→ **Verplichte opdracht a**
Beoordeel of de volgende uitspraken kloppen met de tekst over de Arctic Monkeys: (i) Het album Whatever People Say I Am, That’s What I’m Not is zes keer platina. (ii) De eerste verzameling demo-opnames werd in 2006 gebundeld. (iii) De bandleden verkochten tijdens hun concerten demo’s. Antwoord per uitspraak met ja of nee en citeer de woorden uit de tekst die de doorslag geven.

→ **Leestekst**
______

Terug naar de Arctic Monkeys-hype. De remake van de Strokes-videoclip legden de Arctic Monkeys geen windeieren. I Bet You Look Good on the Dancefloor werd platina en door NME bekroond tot beste nummer van 2006. Het leverde de band onder andere een uitnodiging op om het nummer te spelen tijdens de openingsceremonie van de Olympische Spelen in Londen (2012). Het album waar het nummer op staat, Whatever People Say I Am, That’s What I’m Not, werd in het Verenigd Koninkrijk de snelst verkopende debuutplaat ooit. Vandaag de dag is het met 1,8 miljoen verkochte platen zes keer platina. 

De marketingstrategie van Whatever werd later een schoolvoorbeeld van succesvolle online marketing. De bandleden deelden tijdens hun concerten gratis demo’s uit, waarbij ze natuurlijk wisten dat hun fanatieke fans deze nummers online zouden gaan delen. De eerste verzameling demo-opnames werd in 2004 gebundeld en Beneath The Boardwalk genoemd, vrij naar Boardwalk in Sheffield waar de band vaak optrad. Deze onofficiële collectie zorgde voor een hype rondom de band. De rest is geschiedenis: mensen gingen de muziek massaal downloaden, konden vervolgens de nummers woord voor woord meezingen tijdens de optredens en toen de eerste plaat verscheen, ontstond er een jacht op de originele muziek. Deze vorm van online promotie was een totaal nieuwe aanpak in de muziekwereld en zorgde voor digitale mond-tot-mondreclame. En niet onbelangrijk: het toonde aan dat bands prima op eigen benen konden staan in het internettijdperk. Do-it-yourself in de zeroes!

______

→ **Gegevensrecords**
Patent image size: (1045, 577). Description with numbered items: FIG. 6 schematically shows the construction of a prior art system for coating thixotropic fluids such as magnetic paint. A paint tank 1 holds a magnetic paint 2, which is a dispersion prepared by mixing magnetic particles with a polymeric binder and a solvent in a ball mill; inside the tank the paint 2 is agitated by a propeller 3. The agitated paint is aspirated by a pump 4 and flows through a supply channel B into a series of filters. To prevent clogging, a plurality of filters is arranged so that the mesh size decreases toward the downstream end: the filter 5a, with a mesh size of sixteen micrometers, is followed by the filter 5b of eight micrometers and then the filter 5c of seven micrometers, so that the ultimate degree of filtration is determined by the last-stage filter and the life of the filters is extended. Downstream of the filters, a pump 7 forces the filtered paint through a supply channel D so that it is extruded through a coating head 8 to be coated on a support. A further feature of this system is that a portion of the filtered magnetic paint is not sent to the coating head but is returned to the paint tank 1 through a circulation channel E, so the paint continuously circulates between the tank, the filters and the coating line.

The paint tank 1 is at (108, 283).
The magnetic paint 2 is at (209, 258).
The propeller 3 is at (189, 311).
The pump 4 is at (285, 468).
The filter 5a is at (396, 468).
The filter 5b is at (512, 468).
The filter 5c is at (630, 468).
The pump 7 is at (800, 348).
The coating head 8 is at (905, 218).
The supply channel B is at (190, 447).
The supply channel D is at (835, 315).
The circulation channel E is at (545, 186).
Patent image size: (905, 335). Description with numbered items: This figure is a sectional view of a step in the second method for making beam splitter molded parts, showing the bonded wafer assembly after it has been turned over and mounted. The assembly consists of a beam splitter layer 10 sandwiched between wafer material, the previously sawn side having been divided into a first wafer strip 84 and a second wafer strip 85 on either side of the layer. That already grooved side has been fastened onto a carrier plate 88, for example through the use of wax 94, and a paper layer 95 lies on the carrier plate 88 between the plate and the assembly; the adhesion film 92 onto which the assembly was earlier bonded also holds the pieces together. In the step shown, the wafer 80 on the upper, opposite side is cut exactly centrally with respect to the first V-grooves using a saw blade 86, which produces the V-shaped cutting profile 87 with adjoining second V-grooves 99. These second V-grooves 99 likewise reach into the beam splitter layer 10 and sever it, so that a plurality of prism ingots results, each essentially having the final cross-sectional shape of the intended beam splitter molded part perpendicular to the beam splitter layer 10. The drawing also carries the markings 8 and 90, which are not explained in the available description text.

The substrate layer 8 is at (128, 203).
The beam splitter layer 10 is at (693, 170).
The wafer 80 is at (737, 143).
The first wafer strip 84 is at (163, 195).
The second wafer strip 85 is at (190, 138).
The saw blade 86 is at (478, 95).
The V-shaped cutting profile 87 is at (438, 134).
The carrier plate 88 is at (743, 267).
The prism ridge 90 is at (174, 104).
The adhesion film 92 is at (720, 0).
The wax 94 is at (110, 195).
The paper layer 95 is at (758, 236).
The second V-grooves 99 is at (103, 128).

______

→ **Verplichte opdracht b**
Zet de regels van de records om in een genummerde lijst en laat lege regels weg. Begin bij de eerste regel van de records en stop na de regel met "The supply channel D is at (835, 315).", die regel inbegrepen.

→ **Antwoord a**
(i) Ja: "Vandaag de dag is het met 1,8 miljoen verkochte platen zes keer platina."
(ii) Nee: "De eerste verzameling demo-opnames werd in 2004 gebundeld en Beneath The Boardwalk genoemd".
(iii) Nee: "De bandleden deelden tijdens hun concerten gratis demo’s uit".

→ **Antwoord b**
1. Patent image size: (1045, 577). Description with numbered items: FIG. 6 schematically shows the construction of a prior art system for coating thixotropic fluids such as magnetic paint. A paint tank 1 holds a magnetic paint 2, which is a dispersion prepared by mixing magnetic particles with a polymeric binder and a solvent in a ball mill; inside the tank the paint 2 is agitated by a propeller 3. The agitated paint is aspirated by a pump 4 and flows through a supply channel B into a series of filters. To prevent clogging, a plurality of filters is arranged so that the mesh size decreases toward the downstream end: the filter 5a, with a mesh size of sixteen micrometers, is followed by the filter 5b of eight micrometers and then the filter 5c of seven micrometers, so that the ultimate degree of filtration is determined by the last-stage filter and the life of the filters is extended. Downstream of the filters, a pump 7 forces the filtered paint through a supply channel D so that it is extruded through a coating head 8 to be coated on a support. A further feature of this system is that a portion of the filtered magnetic paint is not sent to the coating head but is returned to the paint tank 1 through a circulation channel E, so the paint continuously circulates between the tank, the filters and the coating line.
2. The paint tank 1 is at (108, 283).
3. The magnetic paint 2 is at (209, 258).
4. The propeller 3 is at (189, 311).
5. The pump 4 is at (285, 468).
6. The filter 5a is at (396, 468).
7. The filter 5b is at (512, 468).
8. The filter 5c is at (630, 468).
9. The pump 7 is at (800, 348).
10. The coating head 8 is at (905, 218).
11. The supply channel B is at (190, 447).
12. The supply channel D is at (835, 315).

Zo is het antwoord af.